▶ [RECORDED INFORMATION]

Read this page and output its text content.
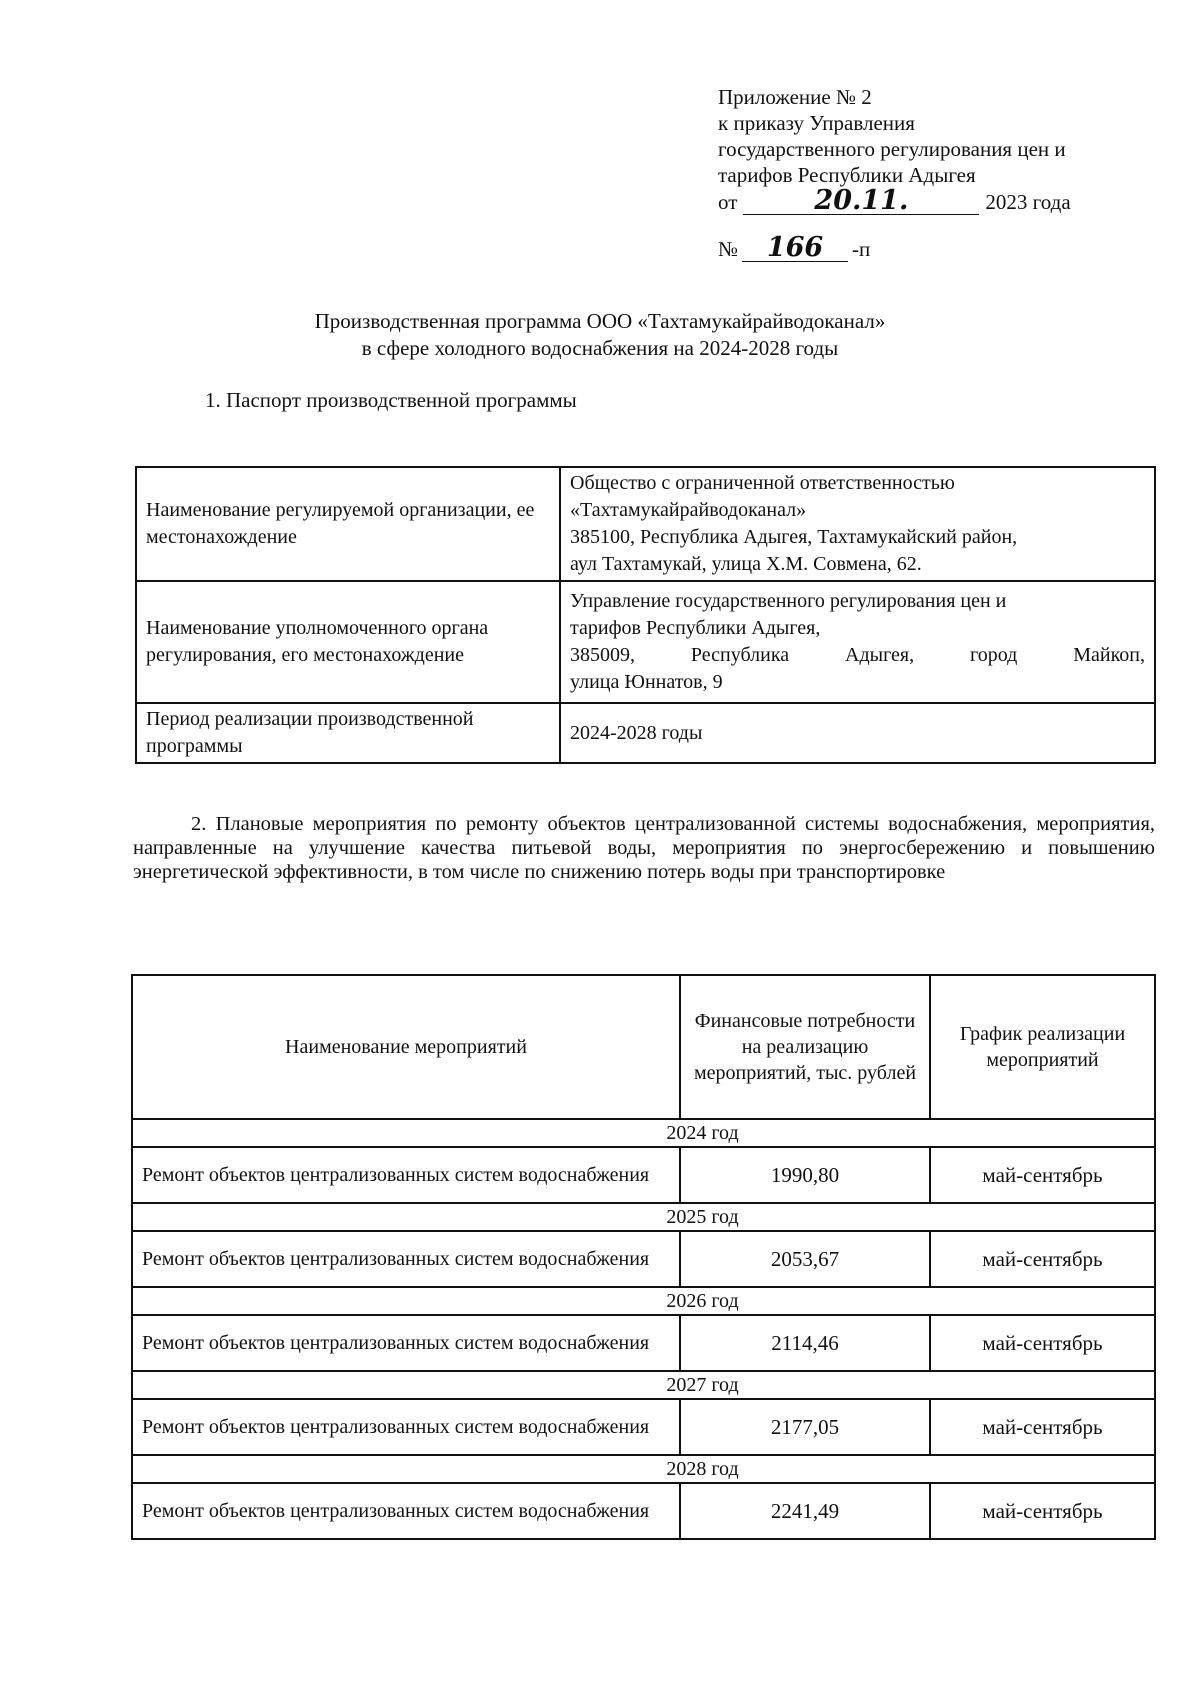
Приложение № 2
к приказу Управления
государственного регулирования цен и
тарифов Республики Адыгея
от	20.11.	2023 года
№ 166 -п
Производственная программа ООО «Тахтамукайрайводоканал»
в сфере холодного водоснабжения на 2024-2028 годы
1. Паспорт производственной программы
Наименование регулируемой организации, ее местонахождение	Общество с ограниченной ответственностью
«Тахтамукайрайводоканал»
385100, Республика Адыгея, Тахтамукайский район,
аул Тахтамукай, улица Х.М. Совмена, 62.

Наименование уполномоченного органа регулирования, его местонахождение	Управление государственного регулирования цен и
тарифов Республики Адыгея,
385009, Республика Адыгея, город Майкоп,
улица Юннатов, 9

Период реализации производственной программы	2024-2028 годы
2. Плановые мероприятия по ремонту объектов централизованной системы водоснабжения, мероприятия, направленные на улучшение качества питьевой воды, мероприятия по энергосбережению и повышению энергетической эффективности, в том числе по снижению потерь воды при транспортировке
Наименование мероприятий	Финансовые потребности на реализацию мероприятий, тыс. рублей	График реализации мероприятий
2024 год		
Ремонт объектов централизованных систем водоснабжения	1990,80	май-сентябрь
2025 год		
Ремонт объектов централизованных систем водоснабжения	2053,67	май-сентябрь
2026 год		
Ремонт объектов централизованных систем водоснабжения	2114,46	май-сентябрь
2027 год		
Ремонт объектов централизованных систем водоснабжения	2177,05	май-сентябрь
2028 год		
Ремонт объектов централизованных систем водоснабжения	2241,49	май-сентябрь
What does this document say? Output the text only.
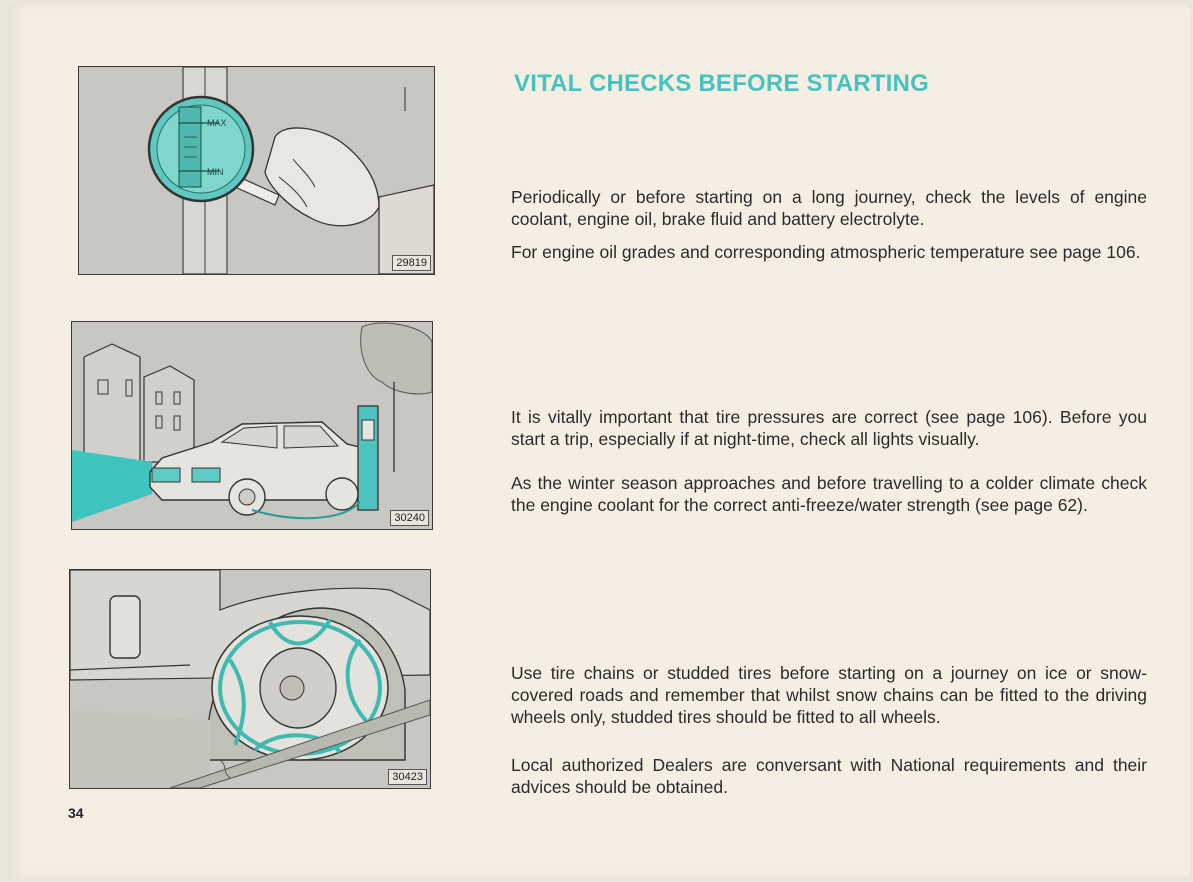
MAX
MIN
29819
30240
30423
VITAL CHECKS BEFORE STARTING

Periodically or before starting on a long journey, check the levels of engine coolant, engine oil, brake fluid and battery electrolyte.

For engine oil grades and corresponding atmospheric temperature see page 106.

It is vitally important that tire pressures are correct (see page 106). Before you start a trip, especially if at night-time, check all lights visually.

As the winter season approaches and before travelling to a colder climate check the engine coolant for the correct anti-freeze/water strength (see page 62).

Use tire chains or studded tires before starting on a journey on ice or snow-covered roads and remember that whilst snow chains can be fitted to the driving wheels only, studded tires should be fitted to all wheels.

Local authorized Dealers are conversant with National requirements and their advices should be obtained.

34
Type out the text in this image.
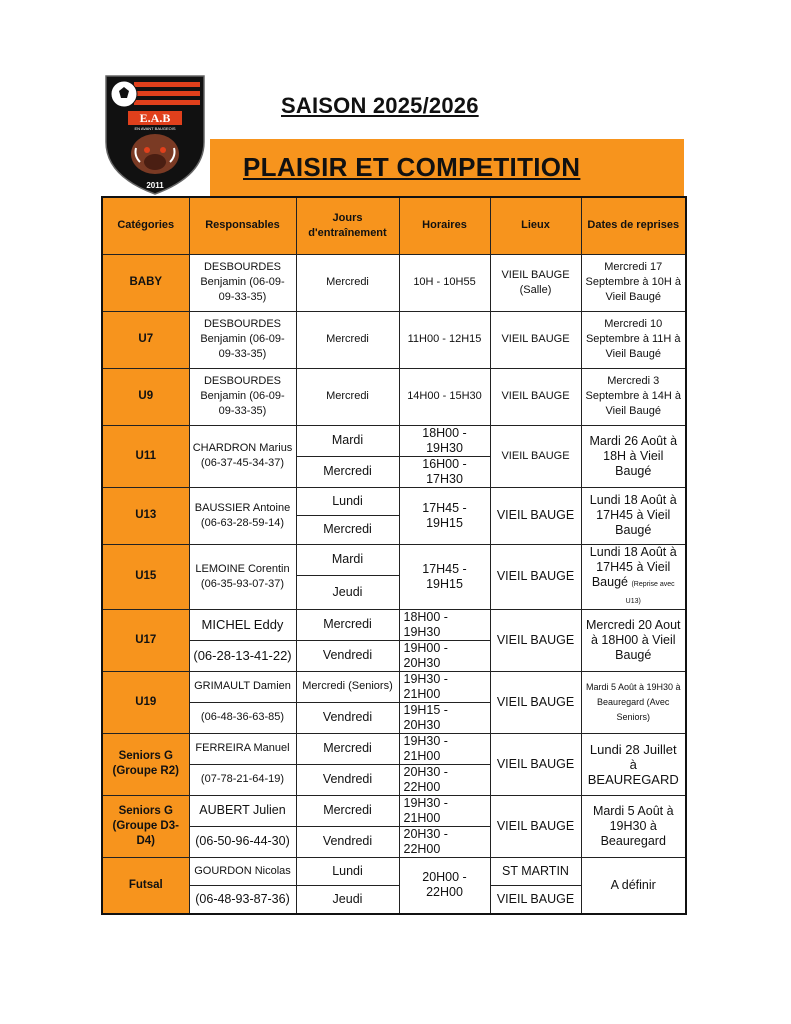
E.A.B
EN AVANT BAUGEOIS
2011
SAISON 2025/2026
PLAISIR ET COMPETITION
Catégories	Responsables	Jours d'entraînement	Horaires	Lieux	Dates de reprises
BABY	DESBOURDES Benjamin (06-09-09-33-35)	Mercredi	10H - 10H55	VIEIL BAUGE (Salle)	Mercredi 17 Septembre à 10H à Vieil Baugé
U7	DESBOURDES Benjamin (06-09-09-33-35)	Mercredi	11H00 - 12H15	VIEIL BAUGE	Mercredi 10 Septembre à 11H à Vieil Baugé
U9	DESBOURDES Benjamin (06-09-09-33-35)	Mercredi	14H00 - 15H30	VIEIL BAUGE	Mercredi 3 Septembre à 14H à Vieil Baugé
U11	CHARDRON Marius (06-37-45-34-37)	Mardi	18H00 - 19H30	VIEIL BAUGE	Mardi 26 Août à 18H à Vieil Baugé
		Mercredi	16H00 - 17H30		
U13	BAUSSIER Antoine (06-63-28-59-14)	Lundi	17H45 - 19H15	VIEIL BAUGE	Lundi 18 Août à 17H45 à Vieil Baugé
		Mercredi			
U15	LEMOINE Corentin (06-35-93-07-37)	Mardi	17H45 - 19H15	VIEIL BAUGE	Lundi 18 Août à 17H45 à Vieil Baugé (Reprise avec U13)
		Jeudi			
U17	MICHEL Eddy	Mercredi	18H00 - 19H30	VIEIL BAUGE	Mercredi 20 Aout à 18H00 à Vieil Baugé
	(06-28-13-41-22)	Vendredi	19H00 - 20H30		
U19	GRIMAULT Damien	Mercredi (Seniors)	19H30 - 21H00	VIEIL BAUGE	Mardi 5 Août à 19H30 à Beauregard (Avec Seniors)
	(06-48-36-63-85)	Vendredi	19H15 - 20H30		
Seniors G (Groupe R2)	FERREIRA Manuel	Mercredi	19H30 - 21H00	VIEIL BAUGE	Lundi 28 Juillet à BEAUREGARD
	(07-78-21-64-19)	Vendredi	20H30 - 22H00		
Seniors G (Groupe D3-D4)	AUBERT Julien	Mercredi	19H30 - 21H00	VIEIL BAUGE	Mardi 5 Août à 19H30 à Beauregard
	(06-50-96-44-30)	Vendredi	20H30 - 22H00		
Futsal	GOURDON Nicolas	Lundi	20H00 - 22H00	ST MARTIN	A définir
	(06-48-93-87-36)	Jeudi		VIEIL BAUGE	
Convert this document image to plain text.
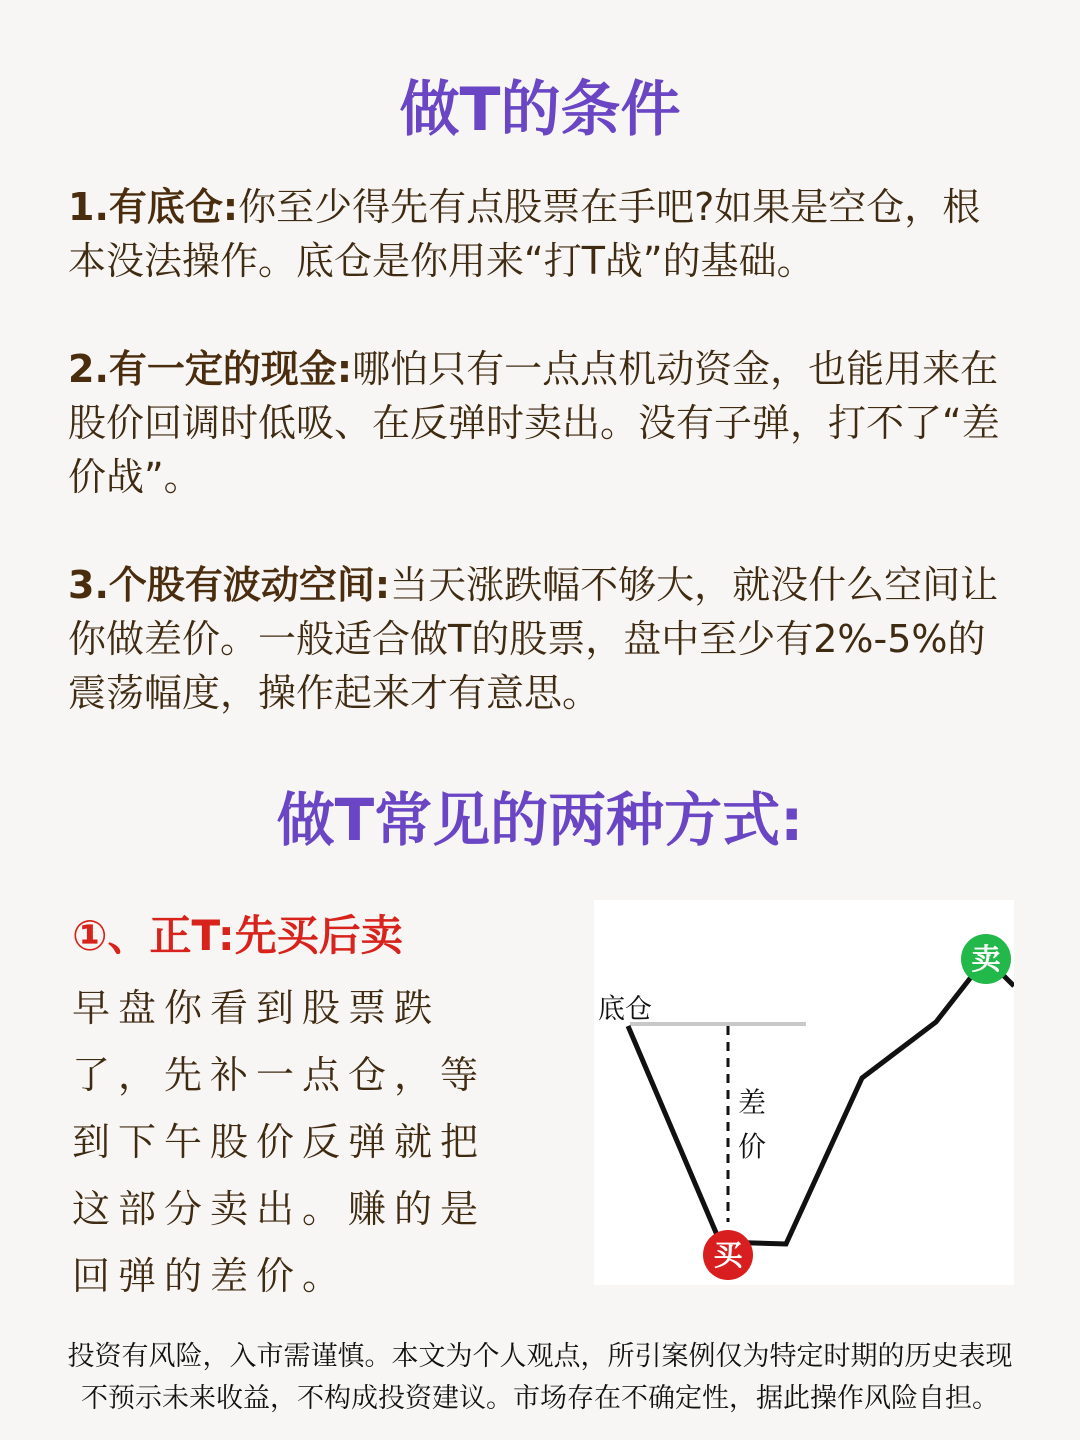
做T的条件

1.有底仓:你至少得先有点股票在手吧?如果是空仓，根本没法操作。底仓是你用来“打T战”的基础。

2.有一定的现金:哪怕只有一点点机动资金，也能用来在股价回调时低吸、在反弹时卖出。没有子弹，打不了“差价战”。

3.个股有波动空间:当天涨跌幅不够大，就没什么空间让你做差价。一般适合做T的股票，盘中至少有2%-5%的震荡幅度，操作起来才有意思。

做T常见的两种方式:
①、正T:先买后卖

早盘你看到股票跌了，先补一点仓，等到下午股价反弹就把这部分卖出。赚的是回弹的差价。

底仓
差
价
买
卖

投资有风险，入市需谨慎。本文为个人观点，所引案例仅为特定时期的历史表现
不预示未来收益，不构成投资建议。市场存在不确定性，据此操作风险自担。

▶ [WORK TO BE COMPLETED] Pull out all lines containing "Республика".

▶ [WRITTEN REPLY]
385100, Республика Адыгея, Тахтамукайский район,
385009, Республика Адыгея, город Майкоп,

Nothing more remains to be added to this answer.